To do:
Go through the listing and set it down exactly, leaving out its pictures.
**** Supplied data
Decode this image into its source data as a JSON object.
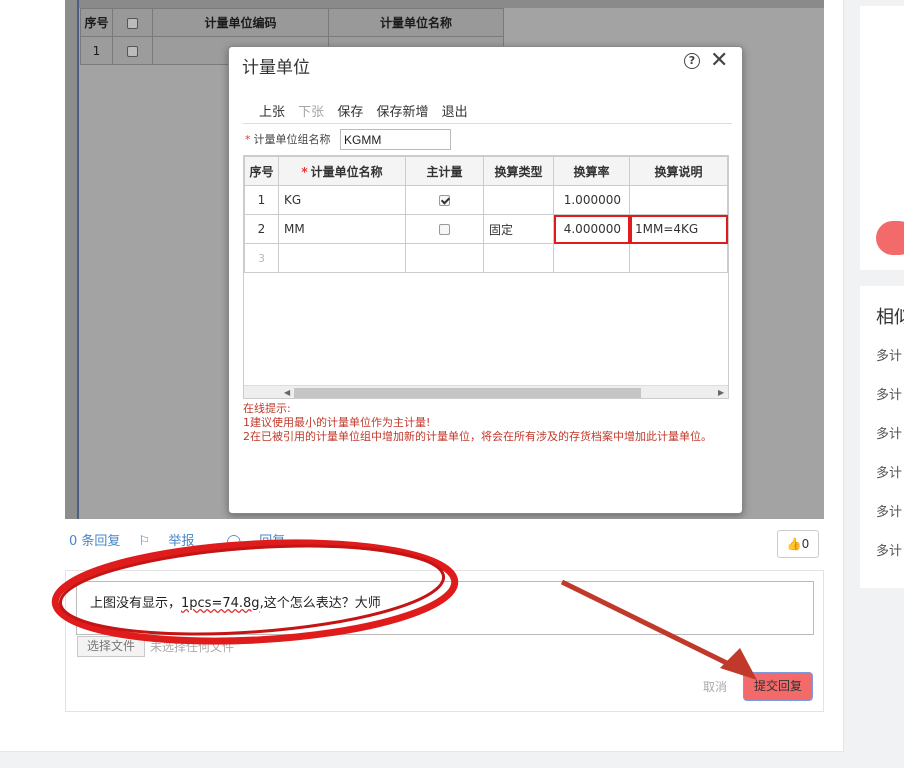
{
  "background_table": {
    "headers": [
      "序号",
      "",
      "计量单位编码",
      "计量单位名称"
    ],
    "row": {
      "no": "1"
    }
  },
  "dialog": {
    "title": "计量单位",
    "toolbar": [
      "上张",
      "下张",
      "保存",
      "保存新增",
      "退出"
    ],
    "group_label": "计量单位组名称",
    "group_value": "KGMM",
    "grid_headers": [
      "序号",
      "计量单位名称",
      "主计量",
      "换算类型",
      "换算率",
      "换算说明"
    ],
    "rows": [
      {
        "no": "1",
        "name": "KG",
        "main": true,
        "type": "",
        "rate": "1.000000",
        "note": ""
      },
      {
        "no": "2",
        "name": "MM",
        "main": false,
        "type": "固定",
        "rate": "4.000000",
        "note": "1MM=4KG"
      },
      {
        "no": "3",
        "name": "",
        "main": null,
        "type": "",
        "rate": "",
        "note": ""
      }
    ],
    "hint_lines": [
      "在线提示:",
      "1建议使用最小的计量单位作为主计量!",
      "2在已被引用的计量单位组中增加新的计量单位，将会在所有涉及的存货档案中增加此计量单位。"
    ]
  },
  "actions": {
    "replies": "0 条回复",
    "report": "举报",
    "reply": "回复",
    "like_count": "0"
  },
  "reply_box": {
    "text_before": "上图没有显示，",
    "text_wavy": "1pcs=74.8g",
    "text_after": ",这个怎么表达？大师",
    "file_button": "选择文件",
    "file_status": "未选择任何文件",
    "cancel": "取消",
    "submit": "提交回复"
  },
  "sidebar": {
    "title": "相似",
    "items": [
      "多计",
      "多计",
      "多计",
      "多计",
      "多计",
      "多计"
    ]
  },
  "colors": {
    "accent_red": "#f26a6a",
    "link_blue": "#4a86c7",
    "annotation_red": "#e01b1b"
  }
}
********
Reply:
Decode this image into its source data as a JSON object.
{
  "background_table": {
    "headers": [
      "序号",
      "",
      "计量单位编码",
      "计量单位名称"
    ],
    "row": {
      "no": "1"
    }
  },
  "dialog": {
    "title": "计量单位",
    "toolbar": [
      "上张",
      "下张",
      "保存",
      "保存新增",
      "退出"
    ],
    "group_label": "计量单位组名称",
    "group_value": "KGMM",
    "grid_headers": [
      "序号",
      "计量单位名称",
      "主计量",
      "换算类型",
      "换算率",
      "换算说明"
    ],
    "rows": [
      {
        "no": "1",
        "name": "KG",
        "main": true,
        "type": "",
        "rate": "1.000000",
        "note": ""
      },
      {
        "no": "2",
        "name": "MM",
        "main": false,
        "type": "固定",
        "rate": "4.000000",
        "note": "1MM=4KG"
      },
      {
        "no": "3",
        "name": "",
        "main": null,
        "type": "",
        "rate": "",
        "note": ""
      }
    ],
    "hint_lines": [
      "在线提示:",
      "1建议使用最小的计量单位作为主计量!",
      "2在已被引用的计量单位组中增加新的计量单位，将会在所有涉及的存货档案中增加此计量单位。"
    ]
  },
  "actions": {
    "replies": "0 条回复",
    "report": "举报",
    "reply": "回复",
    "like_count": "0"
  },
  "reply_box": {
    "text_before": "上图没有显示，",
    "text_wavy": "1pcs=74.8g",
    "text_after": ",这个怎么表达？大师",
    "file_button": "选择文件",
    "file_status": "未选择任何文件",
    "cancel": "取消",
    "submit": "提交回复"
  },
  "sidebar": {
    "title": "相似",
    "items": [
      "多计",
      "多计",
      "多计",
      "多计",
      "多计",
      "多计"
    ]
  },
  "colors": {
    "accent_red": "#f26a6a",
    "link_blue": "#4a86c7",
    "annotation_red": "#e01b1b"
  }
}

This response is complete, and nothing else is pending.